= Supplied material =
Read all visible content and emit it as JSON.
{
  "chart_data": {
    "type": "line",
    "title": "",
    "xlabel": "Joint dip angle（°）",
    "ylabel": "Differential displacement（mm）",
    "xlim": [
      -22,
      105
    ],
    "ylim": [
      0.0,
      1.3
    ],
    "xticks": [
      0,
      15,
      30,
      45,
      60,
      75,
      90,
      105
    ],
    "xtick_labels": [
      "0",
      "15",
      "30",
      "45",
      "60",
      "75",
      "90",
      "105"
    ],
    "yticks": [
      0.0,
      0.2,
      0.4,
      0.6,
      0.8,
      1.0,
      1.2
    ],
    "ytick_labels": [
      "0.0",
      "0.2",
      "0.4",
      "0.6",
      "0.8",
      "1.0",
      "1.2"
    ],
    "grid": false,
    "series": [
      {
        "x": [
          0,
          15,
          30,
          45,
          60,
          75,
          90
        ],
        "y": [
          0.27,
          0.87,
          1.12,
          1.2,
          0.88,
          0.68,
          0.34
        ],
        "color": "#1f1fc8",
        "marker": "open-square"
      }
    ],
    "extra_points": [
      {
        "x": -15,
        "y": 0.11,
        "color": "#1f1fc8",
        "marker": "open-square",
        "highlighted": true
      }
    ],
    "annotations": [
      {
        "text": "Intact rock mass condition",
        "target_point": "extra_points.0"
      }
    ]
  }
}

= Required work =
Retype the data exactly as given.

= Output =
Read all visible content and emit it as JSON.
{
  "chart_data": {
    "type": "line",
    "title": "",
    "xlabel": "Joint dip angle（°）",
    "ylabel": "Differential displacement（mm）",
    "xlim": [
      -22,
      105
    ],
    "ylim": [
      0.0,
      1.3
    ],
    "xticks": [
      0,
      15,
      30,
      45,
      60,
      75,
      90,
      105
    ],
    "xtick_labels": [
      "0",
      "15",
      "30",
      "45",
      "60",
      "75",
      "90",
      "105"
    ],
    "yticks": [
      0.0,
      0.2,
      0.4,
      0.6,
      0.8,
      1.0,
      1.2
    ],
    "ytick_labels": [
      "0.0",
      "0.2",
      "0.4",
      "0.6",
      "0.8",
      "1.0",
      "1.2"
    ],
    "grid": false,
    "series": [
      {
        "x": [
          0,
          15,
          30,
          45,
          60,
          75,
          90
        ],
        "y": [
          0.27,
          0.87,
          1.12,
          1.2,
          0.88,
          0.68,
          0.34
        ],
        "color": "#1f1fc8",
        "marker": "open-square"
      }
    ],
    "extra_points": [
      {
        "x": -15,
        "y": 0.11,
        "color": "#1f1fc8",
        "marker": "open-square",
        "highlighted": true
      }
    ],
    "annotations": [
      {
        "text": "Intact rock mass condition",
        "target_point": "extra_points.0"
      }
    ]
  }
}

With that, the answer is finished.